INFORMATION SUPPLIED:

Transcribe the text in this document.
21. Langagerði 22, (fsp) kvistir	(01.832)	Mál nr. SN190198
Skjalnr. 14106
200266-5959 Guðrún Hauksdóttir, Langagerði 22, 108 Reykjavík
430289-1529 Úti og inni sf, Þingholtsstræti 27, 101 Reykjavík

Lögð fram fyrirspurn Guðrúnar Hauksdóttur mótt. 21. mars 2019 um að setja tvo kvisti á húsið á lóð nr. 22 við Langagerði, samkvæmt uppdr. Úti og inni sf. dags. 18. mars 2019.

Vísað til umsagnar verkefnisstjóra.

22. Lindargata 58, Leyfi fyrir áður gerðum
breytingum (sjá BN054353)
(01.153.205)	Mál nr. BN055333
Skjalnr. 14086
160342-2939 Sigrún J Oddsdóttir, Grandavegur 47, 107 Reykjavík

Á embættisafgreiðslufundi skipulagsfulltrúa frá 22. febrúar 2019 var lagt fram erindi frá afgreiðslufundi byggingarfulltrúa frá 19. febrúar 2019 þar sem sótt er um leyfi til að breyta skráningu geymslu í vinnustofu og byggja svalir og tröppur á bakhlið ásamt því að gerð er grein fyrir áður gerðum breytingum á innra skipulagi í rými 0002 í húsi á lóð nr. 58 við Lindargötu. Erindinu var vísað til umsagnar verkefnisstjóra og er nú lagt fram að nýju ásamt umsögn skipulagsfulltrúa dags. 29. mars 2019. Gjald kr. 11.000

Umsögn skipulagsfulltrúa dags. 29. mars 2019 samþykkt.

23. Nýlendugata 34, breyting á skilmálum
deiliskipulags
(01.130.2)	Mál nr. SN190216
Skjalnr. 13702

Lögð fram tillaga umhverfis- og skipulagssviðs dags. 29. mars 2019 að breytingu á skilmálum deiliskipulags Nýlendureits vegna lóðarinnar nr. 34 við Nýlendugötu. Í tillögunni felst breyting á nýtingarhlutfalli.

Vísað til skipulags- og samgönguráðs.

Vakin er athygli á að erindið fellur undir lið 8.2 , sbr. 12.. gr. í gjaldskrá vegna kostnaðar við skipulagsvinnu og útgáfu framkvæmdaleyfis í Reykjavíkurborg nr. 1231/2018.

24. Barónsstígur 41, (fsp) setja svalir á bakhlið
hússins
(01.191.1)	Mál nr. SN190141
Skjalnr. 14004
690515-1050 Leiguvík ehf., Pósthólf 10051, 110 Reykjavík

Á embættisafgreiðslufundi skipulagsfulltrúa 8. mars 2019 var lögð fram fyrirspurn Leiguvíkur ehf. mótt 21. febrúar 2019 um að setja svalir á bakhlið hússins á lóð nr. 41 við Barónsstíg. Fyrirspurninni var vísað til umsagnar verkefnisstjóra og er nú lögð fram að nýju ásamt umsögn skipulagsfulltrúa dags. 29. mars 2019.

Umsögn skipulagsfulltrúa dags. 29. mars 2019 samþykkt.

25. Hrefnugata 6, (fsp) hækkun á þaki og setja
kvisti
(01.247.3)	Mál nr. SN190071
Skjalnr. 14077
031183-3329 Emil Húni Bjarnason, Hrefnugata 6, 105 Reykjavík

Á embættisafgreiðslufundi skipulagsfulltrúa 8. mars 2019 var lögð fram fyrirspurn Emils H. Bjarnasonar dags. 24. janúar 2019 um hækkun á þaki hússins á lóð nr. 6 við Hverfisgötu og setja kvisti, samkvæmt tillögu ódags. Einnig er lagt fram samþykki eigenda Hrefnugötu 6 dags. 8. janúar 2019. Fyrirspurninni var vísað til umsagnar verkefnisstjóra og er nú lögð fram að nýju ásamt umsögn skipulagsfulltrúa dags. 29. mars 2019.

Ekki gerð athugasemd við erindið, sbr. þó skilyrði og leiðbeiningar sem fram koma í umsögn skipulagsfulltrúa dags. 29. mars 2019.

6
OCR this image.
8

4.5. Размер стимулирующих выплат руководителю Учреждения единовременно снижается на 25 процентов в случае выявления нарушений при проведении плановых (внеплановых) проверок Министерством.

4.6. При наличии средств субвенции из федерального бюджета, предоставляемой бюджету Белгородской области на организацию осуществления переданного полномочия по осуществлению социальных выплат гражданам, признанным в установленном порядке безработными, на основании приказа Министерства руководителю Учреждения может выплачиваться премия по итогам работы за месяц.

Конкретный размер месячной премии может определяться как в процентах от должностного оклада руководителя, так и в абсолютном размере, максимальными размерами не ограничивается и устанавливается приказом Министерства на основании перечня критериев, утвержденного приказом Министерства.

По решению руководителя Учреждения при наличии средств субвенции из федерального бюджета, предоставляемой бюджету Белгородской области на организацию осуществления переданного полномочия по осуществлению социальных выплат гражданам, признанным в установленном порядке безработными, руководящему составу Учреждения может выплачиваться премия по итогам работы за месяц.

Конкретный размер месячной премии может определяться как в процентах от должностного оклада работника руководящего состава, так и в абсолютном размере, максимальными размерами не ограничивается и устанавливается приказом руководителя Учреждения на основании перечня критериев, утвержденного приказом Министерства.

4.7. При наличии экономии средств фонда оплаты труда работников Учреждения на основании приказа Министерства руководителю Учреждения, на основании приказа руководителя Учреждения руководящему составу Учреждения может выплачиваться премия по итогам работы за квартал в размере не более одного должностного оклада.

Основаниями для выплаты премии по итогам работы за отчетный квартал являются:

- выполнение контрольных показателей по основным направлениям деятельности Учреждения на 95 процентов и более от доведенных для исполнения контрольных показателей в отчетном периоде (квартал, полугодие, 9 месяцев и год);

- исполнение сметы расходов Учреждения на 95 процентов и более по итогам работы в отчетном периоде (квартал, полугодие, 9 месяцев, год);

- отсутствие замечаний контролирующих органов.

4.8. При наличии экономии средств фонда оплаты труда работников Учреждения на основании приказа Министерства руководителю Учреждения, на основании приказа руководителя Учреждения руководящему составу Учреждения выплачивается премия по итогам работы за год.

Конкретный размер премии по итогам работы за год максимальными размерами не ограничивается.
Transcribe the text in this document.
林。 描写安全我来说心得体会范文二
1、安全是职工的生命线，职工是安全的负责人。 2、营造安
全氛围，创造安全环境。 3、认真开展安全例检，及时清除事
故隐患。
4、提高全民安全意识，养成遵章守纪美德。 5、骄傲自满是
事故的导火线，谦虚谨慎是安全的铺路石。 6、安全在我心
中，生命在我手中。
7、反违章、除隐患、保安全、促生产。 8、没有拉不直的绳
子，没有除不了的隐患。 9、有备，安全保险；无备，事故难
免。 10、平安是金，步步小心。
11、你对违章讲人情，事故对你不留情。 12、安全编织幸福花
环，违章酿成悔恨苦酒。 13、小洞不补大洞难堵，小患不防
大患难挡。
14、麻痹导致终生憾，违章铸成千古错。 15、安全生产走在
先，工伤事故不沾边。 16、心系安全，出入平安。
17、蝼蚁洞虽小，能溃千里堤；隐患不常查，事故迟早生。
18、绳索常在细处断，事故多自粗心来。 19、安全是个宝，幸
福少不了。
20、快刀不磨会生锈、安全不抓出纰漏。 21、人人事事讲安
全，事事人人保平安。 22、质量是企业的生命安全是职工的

YOUR INSTRUCTIONS: Reproduce the material above exactly; please quote every line of it.

EXERCISE RESPONSE:
Transcribe the text in this document.
21. Langagerði 22, (fsp) kvistir	(01.832)	Mál nr. SN190198
Skjalnr. 14106
200266-5959 Guðrún Hauksdóttir, Langagerði 22, 108 Reykjavík
430289-1529 Úti og inni sf, Þingholtsstræti 27, 101 Reykjavík

Lögð fram fyrirspurn Guðrúnar Hauksdóttur mótt. 21. mars 2019 um að setja tvo kvisti á húsið á lóð nr. 22 við Langagerði, samkvæmt uppdr. Úti og inni sf. dags. 18. mars 2019.

Vísað til umsagnar verkefnisstjóra.

22. Lindargata 58, Leyfi fyrir áður gerðum
breytingum (sjá BN054353)
(01.153.205)	Mál nr. BN055333
Skjalnr. 14086
160342-2939 Sigrún J Oddsdóttir, Grandavegur 47, 107 Reykjavík

Á embættisafgreiðslufundi skipulagsfulltrúa frá 22. febrúar 2019 var lagt fram erindi frá afgreiðslufundi byggingarfulltrúa frá 19. febrúar 2019 þar sem sótt er um leyfi til að breyta skráningu geymslu í vinnustofu og byggja svalir og tröppur á bakhlið ásamt því að gerð er grein fyrir áður gerðum breytingum á innra skipulagi í rými 0002 í húsi á lóð nr. 58 við Lindargötu. Erindinu var vísað til umsagnar verkefnisstjóra og er nú lagt fram að nýju ásamt umsögn skipulagsfulltrúa dags. 29. mars 2019. Gjald kr. 11.000

Umsögn skipulagsfulltrúa dags. 29. mars 2019 samþykkt.

23. Nýlendugata 34, breyting á skilmálum
deiliskipulags
(01.130.2)	Mál nr. SN190216
Skjalnr. 13702

Lögð fram tillaga umhverfis- og skipulagssviðs dags. 29. mars 2019 að breytingu á skilmálum deiliskipulags Nýlendureits vegna lóðarinnar nr. 34 við Nýlendugötu. Í tillögunni felst breyting á nýtingarhlutfalli.

Vísað til skipulags- og samgönguráðs.

Vakin er athygli á að erindið fellur undir lið 8.2 , sbr. 12.. gr. í gjaldskrá vegna kostnaðar við skipulagsvinnu og útgáfu framkvæmdaleyfis í Reykjavíkurborg nr. 1231/2018.

24. Barónsstígur 41, (fsp) setja svalir á bakhlið
hússins
(01.191.1)	Mál nr. SN190141
Skjalnr. 14004
690515-1050 Leiguvík ehf., Pósthólf 10051, 110 Reykjavík

Á embættisafgreiðslufundi skipulagsfulltrúa 8. mars 2019 var lögð fram fyrirspurn Leiguvíkur ehf. mótt 21. febrúar 2019 um að setja svalir á bakhlið hússins á lóð nr. 41 við Barónsstíg. Fyrirspurninni var vísað til umsagnar verkefnisstjóra og er nú lögð fram að nýju ásamt umsögn skipulagsfulltrúa dags. 29. mars 2019.

Umsögn skipulagsfulltrúa dags. 29. mars 2019 samþykkt.

25. Hrefnugata 6, (fsp) hækkun á þaki og setja
kvisti
(01.247.3)	Mál nr. SN190071
Skjalnr. 14077
031183-3329 Emil Húni Bjarnason, Hrefnugata 6, 105 Reykjavík

Á embættisafgreiðslufundi skipulagsfulltrúa 8. mars 2019 var lögð fram fyrirspurn Emils H. Bjarnasonar dags. 24. janúar 2019 um hækkun á þaki hússins á lóð nr. 6 við Hverfisgötu og setja kvisti, samkvæmt tillögu ódags. Einnig er lagt fram samþykki eigenda Hrefnugötu 6 dags. 8. janúar 2019. Fyrirspurninni var vísað til umsagnar verkefnisstjóra og er nú lögð fram að nýju ásamt umsögn skipulagsfulltrúa dags. 29. mars 2019.

Ekki gerð athugasemd við erindið, sbr. þó skilyrði og leiðbeiningar sem fram koma í umsögn skipulagsfulltrúa dags. 29. mars 2019.

6
OCR this image.
8

4.5. Размер стимулирующих выплат руководителю Учреждения единовременно снижается на 25 процентов в случае выявления нарушений при проведении плановых (внеплановых) проверок Министерством.

4.6. При наличии средств субвенции из федерального бюджета, предоставляемой бюджету Белгородской области на организацию осуществления переданного полномочия по осуществлению социальных выплат гражданам, признанным в установленном порядке безработными, на основании приказа Министерства руководителю Учреждения может выплачиваться премия по итогам работы за месяц.

Конкретный размер месячной премии может определяться как в процентах от должностного оклада руководителя, так и в абсолютном размере, максимальными размерами не ограничивается и устанавливается приказом Министерства на основании перечня критериев, утвержденного приказом Министерства.

По решению руководителя Учреждения при наличии средств субвенции из федерального бюджета, предоставляемой бюджету Белгородской области на организацию осуществления переданного полномочия по осуществлению социальных выплат гражданам, признанным в установленном порядке безработными, руководящему составу Учреждения может выплачиваться премия по итогам работы за месяц.

Конкретный размер месячной премии может определяться как в процентах от должностного оклада работника руководящего состава, так и в абсолютном размере, максимальными размерами не ограничивается и устанавливается приказом руководителя Учреждения на основании перечня критериев, утвержденного приказом Министерства.

4.7. При наличии экономии средств фонда оплаты труда работников Учреждения на основании приказа Министерства руководителю Учреждения, на основании приказа руководителя Учреждения руководящему составу Учреждения может выплачиваться премия по итогам работы за квартал в размере не более одного должностного оклада.

Основаниями для выплаты премии по итогам работы за отчетный квартал являются:

- выполнение контрольных показателей по основным направлениям деятельности Учреждения на 95 процентов и более от доведенных для исполнения контрольных показателей в отчетном периоде (квартал, полугодие, 9 месяцев и год);

- исполнение сметы расходов Учреждения на 95 процентов и более по итогам работы в отчетном периоде (квартал, полугодие, 9 месяцев, год);

- отсутствие замечаний контролирующих органов.

4.8. При наличии экономии средств фонда оплаты труда работников Учреждения на основании приказа Министерства руководителю Учреждения, на основании приказа руководителя Учреждения руководящему составу Учреждения выплачивается премия по итогам работы за год.

Конкретный размер премии по итогам работы за год максимальными размерами не ограничивается.
Transcribe the text in this document.
林。 描写安全我来说心得体会范文二
1、安全是职工的生命线，职工是安全的负责人。 2、营造安
全氛围，创造安全环境。 3、认真开展安全例检，及时清除事
故隐患。
4、提高全民安全意识，养成遵章守纪美德。 5、骄傲自满是
事故的导火线，谦虚谨慎是安全的铺路石。 6、安全在我心
中，生命在我手中。
7、反违章、除隐患、保安全、促生产。 8、没有拉不直的绳
子，没有除不了的隐患。 9、有备，安全保险；无备，事故难
免。 10、平安是金，步步小心。
11、你对违章讲人情，事故对你不留情。 12、安全编织幸福花
环，违章酿成悔恨苦酒。 13、小洞不补大洞难堵，小患不防
大患难挡。
14、麻痹导致终生憾，违章铸成千古错。 15、安全生产走在
先，工伤事故不沾边。 16、心系安全，出入平安。
17、蝼蚁洞虽小，能溃千里堤；隐患不常查，事故迟早生。
18、绳索常在细处断，事故多自粗心来。 19、安全是个宝，幸
福少不了。
20、快刀不磨会生锈、安全不抓出纰漏。 21、人人事事讲安
全，事事人人保平安。 22、质量是企业的生命安全是职工的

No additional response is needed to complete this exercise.